Collected data entries
## Begin
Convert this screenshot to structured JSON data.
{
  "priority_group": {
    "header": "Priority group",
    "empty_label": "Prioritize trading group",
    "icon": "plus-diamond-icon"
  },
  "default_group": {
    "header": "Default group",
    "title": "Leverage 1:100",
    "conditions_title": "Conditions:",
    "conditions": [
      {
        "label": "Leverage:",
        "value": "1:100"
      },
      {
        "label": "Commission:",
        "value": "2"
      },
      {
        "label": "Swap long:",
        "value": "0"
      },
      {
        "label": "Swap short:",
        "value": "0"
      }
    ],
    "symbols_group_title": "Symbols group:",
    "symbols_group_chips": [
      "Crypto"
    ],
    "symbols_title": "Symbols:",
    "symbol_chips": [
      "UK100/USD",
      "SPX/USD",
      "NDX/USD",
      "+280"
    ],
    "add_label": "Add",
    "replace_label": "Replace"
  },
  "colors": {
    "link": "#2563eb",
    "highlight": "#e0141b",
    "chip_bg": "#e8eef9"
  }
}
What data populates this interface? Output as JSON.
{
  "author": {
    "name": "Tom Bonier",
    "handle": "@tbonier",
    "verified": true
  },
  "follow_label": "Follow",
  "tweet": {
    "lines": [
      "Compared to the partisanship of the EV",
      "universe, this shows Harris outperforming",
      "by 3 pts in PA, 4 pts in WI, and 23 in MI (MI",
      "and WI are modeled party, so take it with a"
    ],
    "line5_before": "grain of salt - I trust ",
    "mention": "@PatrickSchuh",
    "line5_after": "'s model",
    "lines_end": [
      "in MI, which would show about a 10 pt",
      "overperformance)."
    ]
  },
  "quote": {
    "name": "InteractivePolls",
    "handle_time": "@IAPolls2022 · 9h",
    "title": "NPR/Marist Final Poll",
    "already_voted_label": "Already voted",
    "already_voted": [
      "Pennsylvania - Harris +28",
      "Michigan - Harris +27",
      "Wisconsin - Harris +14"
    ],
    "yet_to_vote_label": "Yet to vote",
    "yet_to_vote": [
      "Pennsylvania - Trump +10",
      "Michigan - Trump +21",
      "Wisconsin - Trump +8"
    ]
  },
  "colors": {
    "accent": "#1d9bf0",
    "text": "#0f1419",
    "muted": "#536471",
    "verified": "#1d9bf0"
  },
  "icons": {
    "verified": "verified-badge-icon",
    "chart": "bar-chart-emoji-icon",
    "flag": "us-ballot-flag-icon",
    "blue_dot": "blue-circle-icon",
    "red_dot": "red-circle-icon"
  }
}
## End
### Your task
Reproduce the listing above word for word.

### The solution
Convert this screenshot to structured JSON data.
{
  "priority_group": {
    "header": "Priority group",
    "empty_label": "Prioritize trading group",
    "icon": "plus-diamond-icon"
  },
  "default_group": {
    "header": "Default group",
    "title": "Leverage 1:100",
    "conditions_title": "Conditions:",
    "conditions": [
      {
        "label": "Leverage:",
        "value": "1:100"
      },
      {
        "label": "Commission:",
        "value": "2"
      },
      {
        "label": "Swap long:",
        "value": "0"
      },
      {
        "label": "Swap short:",
        "value": "0"
      }
    ],
    "symbols_group_title": "Symbols group:",
    "symbols_group_chips": [
      "Crypto"
    ],
    "symbols_title": "Symbols:",
    "symbol_chips": [
      "UK100/USD",
      "SPX/USD",
      "NDX/USD",
      "+280"
    ],
    "add_label": "Add",
    "replace_label": "Replace"
  },
  "colors": {
    "link": "#2563eb",
    "highlight": "#e0141b",
    "chip_bg": "#e8eef9"
  }
}
What data populates this interface? Output as JSON.
{
  "author": {
    "name": "Tom Bonier",
    "handle": "@tbonier",
    "verified": true
  },
  "follow_label": "Follow",
  "tweet": {
    "lines": [
      "Compared to the partisanship of the EV",
      "universe, this shows Harris outperforming",
      "by 3 pts in PA, 4 pts in WI, and 23 in MI (MI",
      "and WI are modeled party, so take it with a"
    ],
    "line5_before": "grain of salt - I trust ",
    "mention": "@PatrickSchuh",
    "line5_after": "'s model",
    "lines_end": [
      "in MI, which would show about a 10 pt",
      "overperformance)."
    ]
  },
  "quote": {
    "name": "InteractivePolls",
    "handle_time": "@IAPolls2022 · 9h",
    "title": "NPR/Marist Final Poll",
    "already_voted_label": "Already voted",
    "already_voted": [
      "Pennsylvania - Harris +28",
      "Michigan - Harris +27",
      "Wisconsin - Harris +14"
    ],
    "yet_to_vote_label": "Yet to vote",
    "yet_to_vote": [
      "Pennsylvania - Trump +10",
      "Michigan - Trump +21",
      "Wisconsin - Trump +8"
    ]
  },
  "colors": {
    "accent": "#1d9bf0",
    "text": "#0f1419",
    "muted": "#536471",
    "verified": "#1d9bf0"
  },
  "icons": {
    "verified": "verified-badge-icon",
    "chart": "bar-chart-emoji-icon",
    "flag": "us-ballot-flag-icon",
    "blue_dot": "blue-circle-icon",
    "red_dot": "red-circle-icon"
  }
}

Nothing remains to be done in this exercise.